What is being asked
Search the listing below for the string "style" and copy every line where it occurs.

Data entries
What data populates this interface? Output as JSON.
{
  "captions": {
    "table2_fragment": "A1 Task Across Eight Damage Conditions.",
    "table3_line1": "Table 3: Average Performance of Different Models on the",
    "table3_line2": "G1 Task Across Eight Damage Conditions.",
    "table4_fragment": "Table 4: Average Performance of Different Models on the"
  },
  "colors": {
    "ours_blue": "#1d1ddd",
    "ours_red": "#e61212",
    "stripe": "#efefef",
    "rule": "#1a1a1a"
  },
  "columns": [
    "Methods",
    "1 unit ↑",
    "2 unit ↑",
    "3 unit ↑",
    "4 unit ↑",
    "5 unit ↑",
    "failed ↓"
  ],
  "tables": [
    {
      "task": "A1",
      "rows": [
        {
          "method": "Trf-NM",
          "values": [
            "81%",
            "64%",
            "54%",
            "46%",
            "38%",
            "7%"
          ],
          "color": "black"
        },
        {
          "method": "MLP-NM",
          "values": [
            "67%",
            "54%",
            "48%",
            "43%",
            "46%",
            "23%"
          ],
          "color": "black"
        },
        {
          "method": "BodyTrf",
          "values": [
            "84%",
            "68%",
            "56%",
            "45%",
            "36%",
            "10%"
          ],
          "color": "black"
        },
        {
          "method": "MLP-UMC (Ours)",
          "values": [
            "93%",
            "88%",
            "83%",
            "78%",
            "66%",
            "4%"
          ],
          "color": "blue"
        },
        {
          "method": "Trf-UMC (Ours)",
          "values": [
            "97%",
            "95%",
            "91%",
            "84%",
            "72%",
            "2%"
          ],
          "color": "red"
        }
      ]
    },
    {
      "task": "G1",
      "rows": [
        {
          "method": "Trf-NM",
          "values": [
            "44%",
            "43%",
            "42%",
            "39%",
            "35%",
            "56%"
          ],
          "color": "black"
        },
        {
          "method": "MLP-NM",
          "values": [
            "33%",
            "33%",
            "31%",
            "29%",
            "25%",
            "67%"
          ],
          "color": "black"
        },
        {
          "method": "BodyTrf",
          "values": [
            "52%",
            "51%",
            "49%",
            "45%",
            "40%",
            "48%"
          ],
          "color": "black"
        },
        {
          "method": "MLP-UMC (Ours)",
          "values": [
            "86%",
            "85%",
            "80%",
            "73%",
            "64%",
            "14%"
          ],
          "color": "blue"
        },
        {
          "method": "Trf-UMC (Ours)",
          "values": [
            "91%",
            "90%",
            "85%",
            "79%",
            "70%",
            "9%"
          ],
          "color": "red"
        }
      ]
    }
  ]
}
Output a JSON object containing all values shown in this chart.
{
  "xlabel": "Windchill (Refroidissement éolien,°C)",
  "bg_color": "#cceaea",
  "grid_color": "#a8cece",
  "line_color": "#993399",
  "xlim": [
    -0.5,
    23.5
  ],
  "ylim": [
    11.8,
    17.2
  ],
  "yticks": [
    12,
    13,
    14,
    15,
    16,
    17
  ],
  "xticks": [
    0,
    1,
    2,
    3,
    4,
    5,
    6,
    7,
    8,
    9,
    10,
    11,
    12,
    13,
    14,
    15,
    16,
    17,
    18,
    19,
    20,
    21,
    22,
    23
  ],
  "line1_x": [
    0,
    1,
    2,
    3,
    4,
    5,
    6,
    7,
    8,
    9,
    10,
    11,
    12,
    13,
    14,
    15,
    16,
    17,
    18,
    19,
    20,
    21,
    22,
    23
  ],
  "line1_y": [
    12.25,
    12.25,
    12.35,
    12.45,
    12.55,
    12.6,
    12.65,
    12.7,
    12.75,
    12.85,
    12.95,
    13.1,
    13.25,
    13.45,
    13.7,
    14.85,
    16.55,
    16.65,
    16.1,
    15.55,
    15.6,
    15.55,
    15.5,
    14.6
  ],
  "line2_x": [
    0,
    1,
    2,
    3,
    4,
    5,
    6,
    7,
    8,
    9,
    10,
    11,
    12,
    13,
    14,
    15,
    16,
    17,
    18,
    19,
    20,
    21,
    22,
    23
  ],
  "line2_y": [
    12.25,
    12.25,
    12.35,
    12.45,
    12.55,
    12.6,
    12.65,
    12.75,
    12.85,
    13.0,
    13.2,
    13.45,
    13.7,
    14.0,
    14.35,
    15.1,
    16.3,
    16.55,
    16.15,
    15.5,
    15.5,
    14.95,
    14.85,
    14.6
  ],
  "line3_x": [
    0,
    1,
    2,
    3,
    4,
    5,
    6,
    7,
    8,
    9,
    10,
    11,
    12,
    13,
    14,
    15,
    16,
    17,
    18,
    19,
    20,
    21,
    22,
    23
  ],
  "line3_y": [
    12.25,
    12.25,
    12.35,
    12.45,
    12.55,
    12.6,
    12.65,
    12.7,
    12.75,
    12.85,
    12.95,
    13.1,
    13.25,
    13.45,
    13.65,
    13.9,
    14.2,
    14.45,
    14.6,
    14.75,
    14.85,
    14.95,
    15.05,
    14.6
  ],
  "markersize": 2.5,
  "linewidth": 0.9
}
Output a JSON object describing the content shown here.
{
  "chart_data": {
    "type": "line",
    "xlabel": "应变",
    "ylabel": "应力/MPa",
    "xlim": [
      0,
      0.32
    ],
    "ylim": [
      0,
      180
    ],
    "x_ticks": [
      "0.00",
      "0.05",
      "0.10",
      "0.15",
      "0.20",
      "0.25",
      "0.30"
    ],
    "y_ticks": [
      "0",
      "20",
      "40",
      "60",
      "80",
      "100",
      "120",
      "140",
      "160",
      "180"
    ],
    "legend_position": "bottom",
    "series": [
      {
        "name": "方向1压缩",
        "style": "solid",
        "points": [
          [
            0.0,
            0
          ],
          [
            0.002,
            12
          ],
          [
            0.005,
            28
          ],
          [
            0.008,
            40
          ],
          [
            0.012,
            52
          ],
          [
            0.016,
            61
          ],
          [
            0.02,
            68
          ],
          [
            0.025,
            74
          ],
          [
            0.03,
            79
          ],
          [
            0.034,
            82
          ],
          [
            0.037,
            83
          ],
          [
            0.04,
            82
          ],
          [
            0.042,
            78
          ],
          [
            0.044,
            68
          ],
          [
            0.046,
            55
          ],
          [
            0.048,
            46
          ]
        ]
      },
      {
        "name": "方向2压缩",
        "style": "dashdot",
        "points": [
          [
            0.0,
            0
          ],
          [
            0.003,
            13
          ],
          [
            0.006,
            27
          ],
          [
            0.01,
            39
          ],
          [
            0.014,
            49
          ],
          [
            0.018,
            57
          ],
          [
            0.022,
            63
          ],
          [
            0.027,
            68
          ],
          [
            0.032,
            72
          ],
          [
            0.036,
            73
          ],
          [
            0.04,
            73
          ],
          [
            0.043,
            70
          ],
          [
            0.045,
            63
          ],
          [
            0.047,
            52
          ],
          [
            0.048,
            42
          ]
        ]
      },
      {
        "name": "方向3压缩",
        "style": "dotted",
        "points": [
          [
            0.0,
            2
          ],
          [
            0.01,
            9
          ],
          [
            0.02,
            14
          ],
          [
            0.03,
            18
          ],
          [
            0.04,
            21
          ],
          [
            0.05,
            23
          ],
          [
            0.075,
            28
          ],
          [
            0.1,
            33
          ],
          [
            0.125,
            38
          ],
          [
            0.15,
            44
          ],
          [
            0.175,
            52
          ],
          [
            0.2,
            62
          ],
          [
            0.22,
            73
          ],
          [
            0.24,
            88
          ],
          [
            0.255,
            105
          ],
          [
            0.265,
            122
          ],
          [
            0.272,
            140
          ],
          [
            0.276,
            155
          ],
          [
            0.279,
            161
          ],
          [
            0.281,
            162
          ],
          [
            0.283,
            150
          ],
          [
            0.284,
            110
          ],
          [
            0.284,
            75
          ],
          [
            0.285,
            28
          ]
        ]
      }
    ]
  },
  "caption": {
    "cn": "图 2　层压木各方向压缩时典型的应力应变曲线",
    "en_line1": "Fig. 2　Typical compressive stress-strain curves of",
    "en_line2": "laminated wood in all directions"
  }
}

Answer
        "style": "solid",
        "style": "dashdot",
        "style": "dotted",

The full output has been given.